Raw records:
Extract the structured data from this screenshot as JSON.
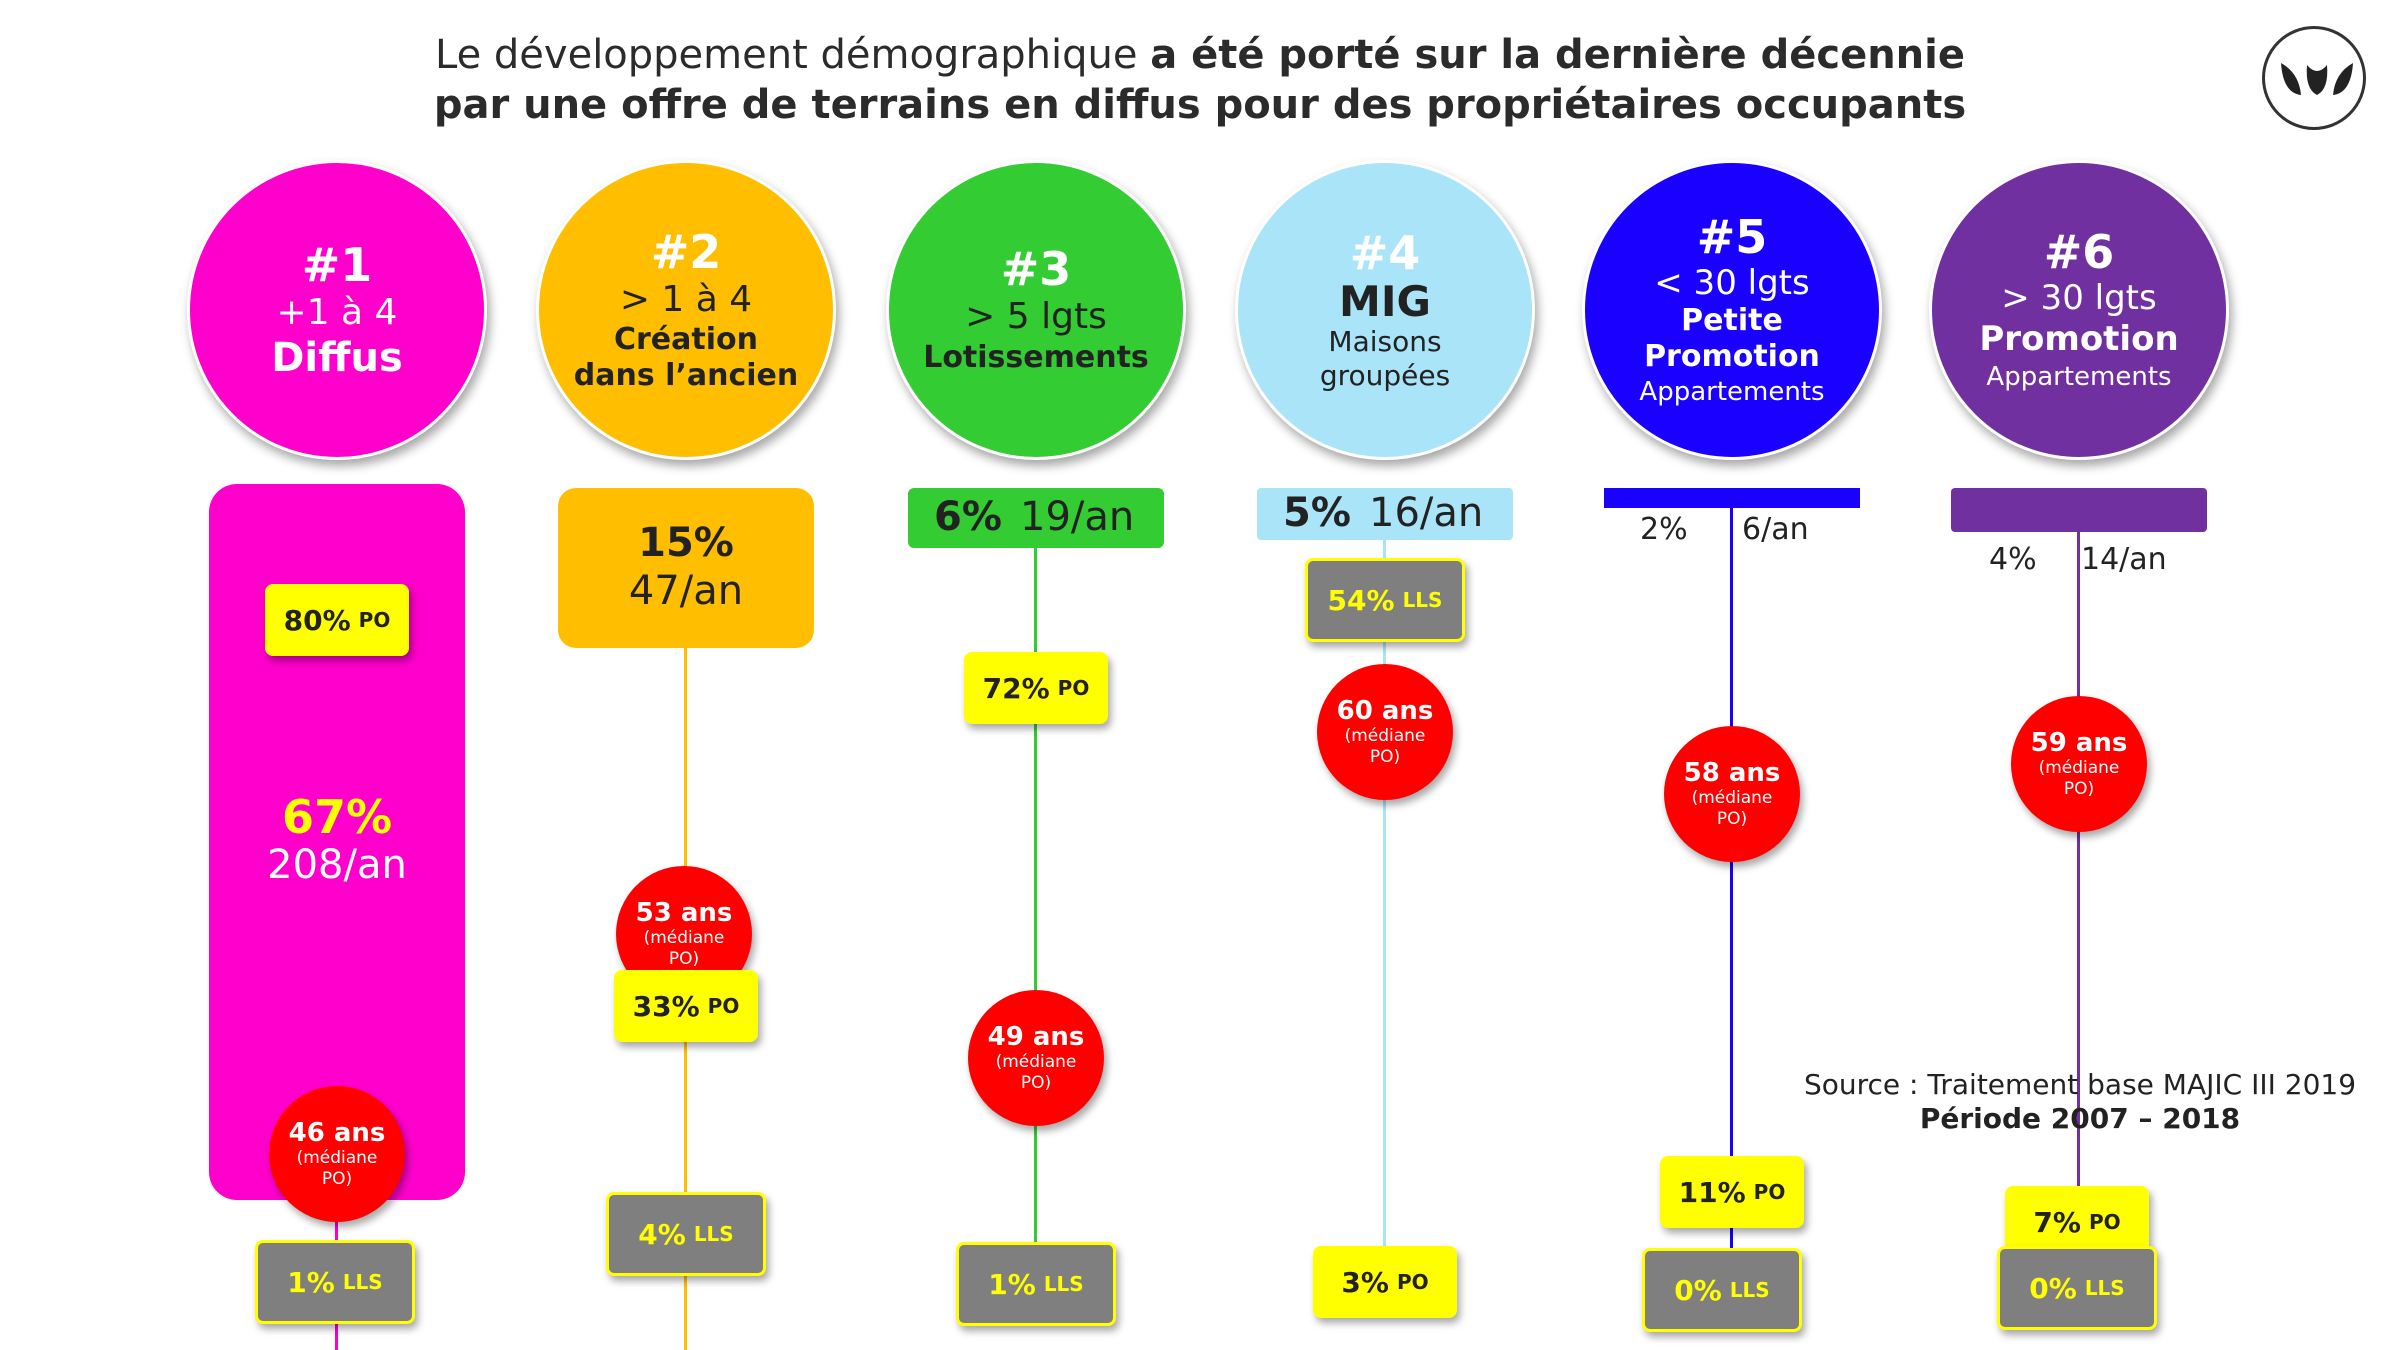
{
  "title": {
    "line1_normal": "Le développement démographique ",
    "line1_bold": "a été porté sur la dernière décennie",
    "line2": "par une offre de terrains en diffus pour des propriétaires occupants"
  },
  "colors": {
    "c1": "#ff00cc",
    "c2": "#ffbf00",
    "c3": "#33cc33",
    "c4": "#aae4f8",
    "c5": "#1a00ff",
    "c6": "#7030a0",
    "po": "#ffff00",
    "lls": "#7f7f7f",
    "age": "#ff0000"
  },
  "columns": [
    {
      "rank": "#1",
      "line1": "+1 à 4",
      "line2": "Diffus",
      "line3": "",
      "pct": "67%",
      "per_year": "208/an",
      "po": "80%",
      "lls": "1%",
      "age": "46 ans",
      "age_note": "(médiane PO)"
    },
    {
      "rank": "#2",
      "line1": "> 1 à 4",
      "line2": "Création dans l’ancien",
      "line3": "",
      "pct": "15%",
      "per_year": "47/an",
      "po": "33%",
      "lls": "4%",
      "age": "53 ans",
      "age_note": "(médiane PO)"
    },
    {
      "rank": "#3",
      "line1": "> 5 lgts",
      "line2": "Lotissements",
      "line3": "",
      "pct": "6%",
      "per_year": "19/an",
      "po": "72%",
      "lls": "1%",
      "age": "49 ans",
      "age_note": "(médiane PO)"
    },
    {
      "rank": "#4",
      "line1": "MIG",
      "line2": "Maisons groupées",
      "line3": "",
      "pct": "5%",
      "per_year": "16/an",
      "po": "3%",
      "lls": "54%",
      "age": "60 ans",
      "age_note": "(médiane PO)"
    },
    {
      "rank": "#5",
      "line1": "< 30 lgts",
      "line2": "Petite Promotion",
      "line3": "Appartements",
      "pct": "2%",
      "per_year": "6/an",
      "po": "11%",
      "lls": "0%",
      "age": "58 ans",
      "age_note": "(médiane PO)"
    },
    {
      "rank": "#6",
      "line1": "> 30 lgts",
      "line2": "Promotion",
      "line3": "Appartements",
      "pct": "4%",
      "per_year": "14/an",
      "po": "7%",
      "lls": "0%",
      "age": "59 ans",
      "age_note": "(médiane PO)"
    }
  ],
  "labels": {
    "po_unit": "PO",
    "lls_unit": "LLS"
  },
  "source": {
    "line1": "Source : Traitement base MAJIC III 2019",
    "line2": "Période 2007 – 2018"
  }
}
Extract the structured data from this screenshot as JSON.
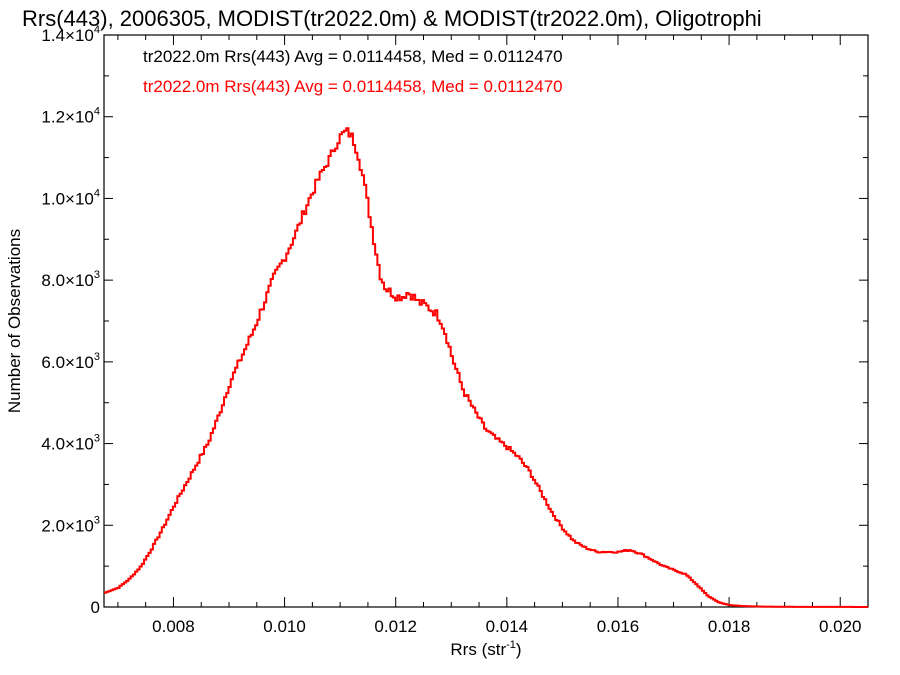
{
  "chart_data": {
    "type": "line",
    "step": true,
    "title": "Rrs(443), 2006305, MODIST(tr2022.0m) & MODIST(tr2022.0m), Oligotrophi",
    "xlabel": "Rrs (str",
    "xlabel_sup": "-1",
    "xlabel_close": ")",
    "ylabel": "Number of Observations",
    "xlim": [
      0.00675,
      0.0205
    ],
    "ylim": [
      0,
      14000
    ],
    "xticks": [
      {
        "value": 0.008,
        "label": "0.008"
      },
      {
        "value": 0.01,
        "label": "0.010"
      },
      {
        "value": 0.012,
        "label": "0.012"
      },
      {
        "value": 0.014,
        "label": "0.014"
      },
      {
        "value": 0.016,
        "label": "0.016"
      },
      {
        "value": 0.018,
        "label": "0.018"
      },
      {
        "value": 0.02,
        "label": "0.020"
      }
    ],
    "yticks": [
      {
        "value": 0,
        "mant": "0",
        "exp": ""
      },
      {
        "value": 2000,
        "mant": "2.0×10",
        "exp": "3"
      },
      {
        "value": 4000,
        "mant": "4.0×10",
        "exp": "3"
      },
      {
        "value": 6000,
        "mant": "6.0×10",
        "exp": "3"
      },
      {
        "value": 8000,
        "mant": "8.0×10",
        "exp": "3"
      },
      {
        "value": 10000,
        "mant": "1.0×10",
        "exp": "4"
      },
      {
        "value": 12000,
        "mant": "1.2×10",
        "exp": "4"
      },
      {
        "value": 14000,
        "mant": "1.4×10",
        "exp": "4"
      }
    ],
    "grid": false,
    "annotations": [
      {
        "text": "tr2022.0m Rrs(443) Avg = 0.0114458, Med = 0.0112470",
        "color": "#000000"
      },
      {
        "text": "tr2022.0m Rrs(443) Avg = 0.0114458, Med = 0.0112470",
        "color": "#ff0000"
      }
    ],
    "series": [
      {
        "color": "#ff0000",
        "x": [
          0.00675,
          0.007,
          0.0072,
          0.0074,
          0.0076,
          0.0078,
          0.008,
          0.0082,
          0.0084,
          0.0086,
          0.0088,
          0.009,
          0.0092,
          0.0094,
          0.0096,
          0.0098,
          0.01,
          0.0102,
          0.0104,
          0.0106,
          0.0108,
          0.0109,
          0.011,
          0.0111,
          0.0112,
          0.0113,
          0.0114,
          0.0115,
          0.0116,
          0.0117,
          0.0118,
          0.0119,
          0.012,
          0.0121,
          0.0122,
          0.0123,
          0.0124,
          0.0125,
          0.0126,
          0.0127,
          0.0128,
          0.0129,
          0.013,
          0.0131,
          0.0132,
          0.0134,
          0.0136,
          0.0138,
          0.014,
          0.0142,
          0.0144,
          0.0146,
          0.0148,
          0.015,
          0.0152,
          0.0154,
          0.0156,
          0.0158,
          0.016,
          0.0162,
          0.0164,
          0.0166,
          0.0168,
          0.017,
          0.0172,
          0.0174,
          0.0176,
          0.0178,
          0.018,
          0.0182,
          0.0184,
          0.0186,
          0.0188,
          0.019,
          0.0195,
          0.02,
          0.0205
        ],
        "y": [
          350,
          480,
          700,
          1000,
          1450,
          1950,
          2500,
          3000,
          3500,
          4000,
          4700,
          5500,
          6100,
          6700,
          7400,
          8100,
          8600,
          9200,
          9900,
          10500,
          11000,
          11300,
          11550,
          11650,
          11500,
          11100,
          10500,
          9700,
          8900,
          8150,
          7800,
          7700,
          7600,
          7600,
          7700,
          7600,
          7450,
          7400,
          7300,
          7200,
          7000,
          6600,
          6100,
          5700,
          5300,
          4800,
          4350,
          4100,
          3900,
          3650,
          3300,
          2800,
          2300,
          1900,
          1600,
          1450,
          1350,
          1350,
          1350,
          1400,
          1300,
          1150,
          1000,
          900,
          800,
          550,
          270,
          110,
          45,
          25,
          15,
          10,
          7,
          5,
          3,
          2,
          1
        ]
      }
    ]
  }
}
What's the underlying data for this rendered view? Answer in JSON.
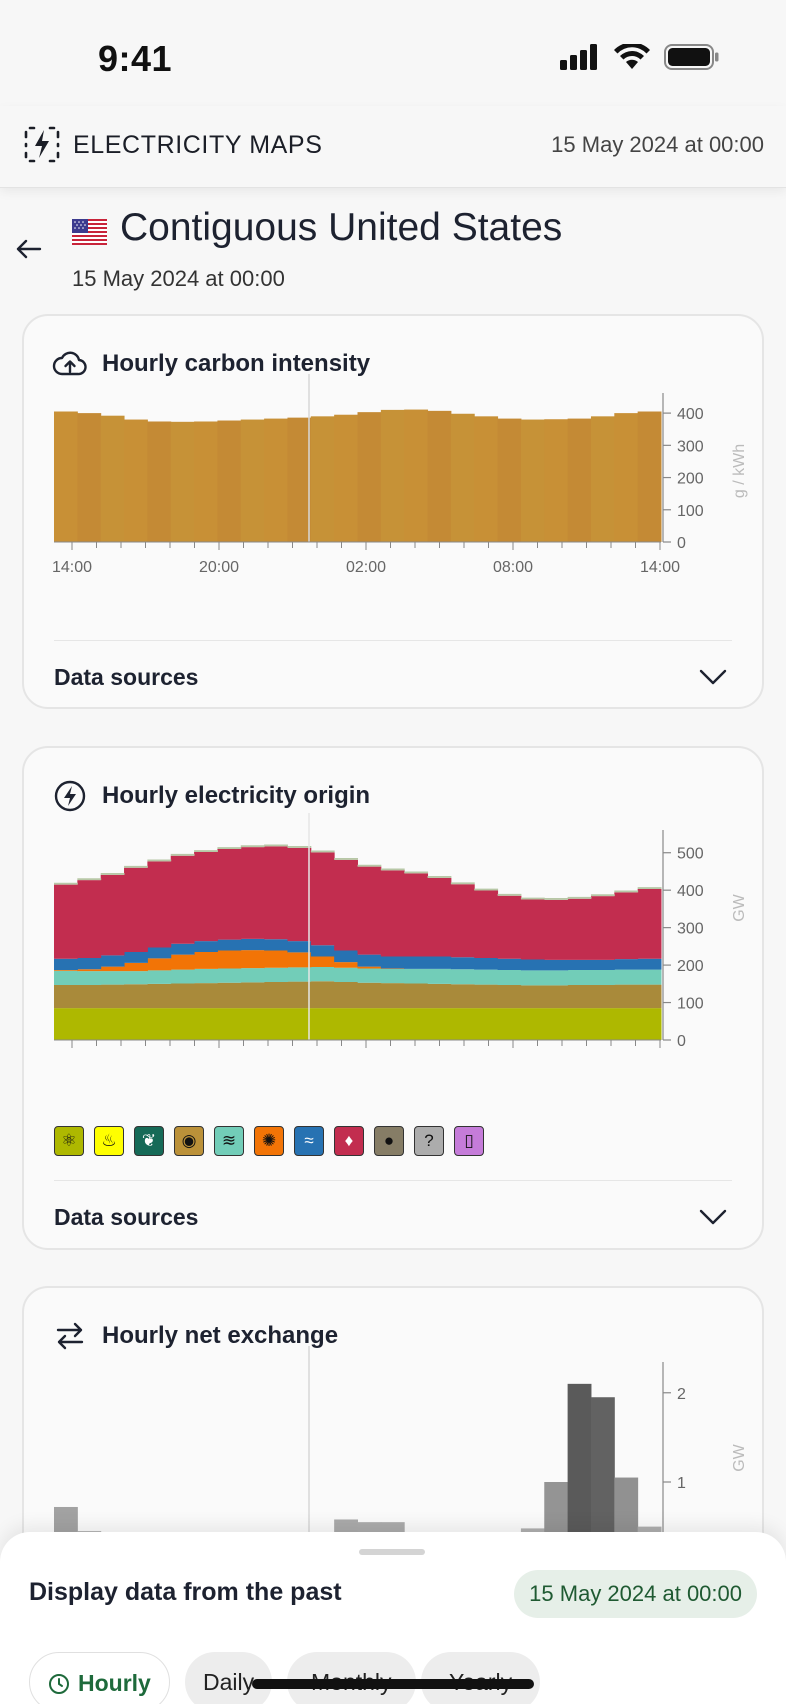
{
  "status": {
    "time": "9:41"
  },
  "header": {
    "app_name": "ELECTRICITY MAPS",
    "date": "15 May 2024 at 00:00"
  },
  "zone": {
    "name": "Contiguous United States",
    "date": "15 May 2024 at 00:00",
    "flag": "us-flag-icon"
  },
  "cards": {
    "carbon": {
      "title": "Hourly carbon intensity",
      "data_sources": "Data sources"
    },
    "origin": {
      "title": "Hourly electricity origin",
      "data_sources": "Data sources"
    },
    "exchange": {
      "title": "Hourly net exchange"
    }
  },
  "legend": [
    {
      "name": "nuclear",
      "color": "#aeb800",
      "glyph": "⚛"
    },
    {
      "name": "geothermal",
      "color": "#ffff00",
      "glyph": "♨"
    },
    {
      "name": "biomass",
      "color": "#166a57",
      "glyph": "❦"
    },
    {
      "name": "gas",
      "color": "#bb9139",
      "glyph": "◉"
    },
    {
      "name": "wind",
      "color": "#72cdb8",
      "glyph": "≋"
    },
    {
      "name": "solar",
      "color": "#f27406",
      "glyph": "✺"
    },
    {
      "name": "hydro",
      "color": "#2772b2",
      "glyph": "≈"
    },
    {
      "name": "coal",
      "color": "#c22d4f",
      "glyph": "♦"
    },
    {
      "name": "oil",
      "color": "#867d66",
      "glyph": "●"
    },
    {
      "name": "unknown",
      "color": "#acacac",
      "glyph": "?"
    },
    {
      "name": "battery storage",
      "color": "#c57cd9",
      "glyph": "▯"
    }
  ],
  "bottom_sheet": {
    "title": "Display data from the past",
    "date": "15 May 2024 at 00:00",
    "tabs": [
      "Hourly",
      "Daily",
      "Monthly",
      "Yearly"
    ]
  },
  "chart_data": [
    {
      "type": "bar",
      "name": "Hourly carbon intensity",
      "x_ticks": [
        "14:00",
        "20:00",
        "02:00",
        "08:00",
        "14:00"
      ],
      "ylabel": "g / kWh",
      "ylim": [
        0,
        450
      ],
      "y_ticks": [
        0,
        100,
        200,
        300,
        400
      ],
      "values": [
        405,
        400,
        392,
        380,
        374,
        373,
        374,
        377,
        380,
        383,
        386,
        390,
        395,
        403,
        410,
        411,
        407,
        398,
        390,
        383,
        380,
        381,
        383,
        390,
        400,
        405
      ],
      "color": "#c89036"
    },
    {
      "type": "area",
      "name": "Hourly electricity origin",
      "x_ticks": [
        "14:00",
        "20:00",
        "02:00",
        "08:00",
        "14:00"
      ],
      "ylabel": "GW",
      "ylim": [
        0,
        550
      ],
      "y_ticks": [
        0,
        100,
        200,
        300,
        400,
        500
      ],
      "series": [
        {
          "name": "nuclear",
          "color": "#aeb800",
          "values": [
            85,
            85,
            85,
            85,
            85,
            85,
            85,
            85,
            85,
            85,
            85,
            85,
            85,
            85,
            85,
            85,
            85,
            85,
            85,
            85,
            85,
            85,
            85,
            85,
            85,
            85
          ]
        },
        {
          "name": "gas",
          "color": "#a98a3a",
          "values": [
            62,
            62,
            63,
            64,
            65,
            66,
            67,
            68,
            69,
            70,
            71,
            72,
            70,
            68,
            67,
            66,
            65,
            64,
            63,
            62,
            61,
            61,
            62,
            62,
            63,
            63
          ]
        },
        {
          "name": "wind",
          "color": "#72cdb8",
          "values": [
            38,
            37,
            36,
            35,
            36,
            37,
            38,
            38,
            38,
            38,
            38,
            38,
            38,
            38,
            38,
            39,
            40,
            40,
            40,
            40,
            40,
            40,
            40,
            40,
            40,
            40
          ]
        },
        {
          "name": "solar",
          "color": "#f27406",
          "values": [
            2,
            5,
            12,
            22,
            32,
            40,
            45,
            48,
            48,
            46,
            40,
            28,
            15,
            5,
            1,
            0,
            0,
            0,
            0,
            0,
            0,
            0,
            0,
            0,
            0,
            0
          ]
        },
        {
          "name": "hydro",
          "color": "#2772b2",
          "values": [
            30,
            30,
            30,
            29,
            29,
            29,
            29,
            29,
            30,
            30,
            30,
            30,
            31,
            32,
            32,
            33,
            33,
            32,
            31,
            30,
            29,
            28,
            27,
            27,
            28,
            29
          ]
        },
        {
          "name": "coal",
          "color": "#c22d4f",
          "values": [
            198,
            208,
            215,
            225,
            230,
            235,
            238,
            242,
            245,
            248,
            249,
            248,
            242,
            235,
            230,
            222,
            210,
            195,
            180,
            168,
            160,
            160,
            163,
            170,
            178,
            186
          ]
        },
        {
          "name": "oil",
          "color": "#b7c7a6",
          "values": [
            5,
            5,
            5,
            5,
            5,
            5,
            5,
            5,
            5,
            5,
            5,
            5,
            5,
            5,
            5,
            5,
            5,
            5,
            5,
            5,
            5,
            5,
            5,
            5,
            5,
            5
          ]
        }
      ]
    },
    {
      "type": "bar",
      "name": "Hourly net exchange",
      "ylabel": "GW",
      "ylim": [
        -0.3,
        2.3
      ],
      "y_ticks": [
        0,
        1,
        2
      ],
      "values": [
        0.72,
        0.45,
        -0.05,
        0.22,
        -0.2,
        -0.2,
        -0.2,
        -0.25,
        -0.2,
        -0.2,
        -0.15,
        0.3,
        0.58,
        0.55,
        0.55,
        -0.15,
        -0.15,
        -0.15,
        -0.15,
        0.05,
        0.48,
        1.0,
        2.1,
        1.95,
        1.05,
        0.5
      ]
    }
  ]
}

§ What you are asked to do
Give only the number of lines in the material above where the string "carbon" appears.

§ Final result
3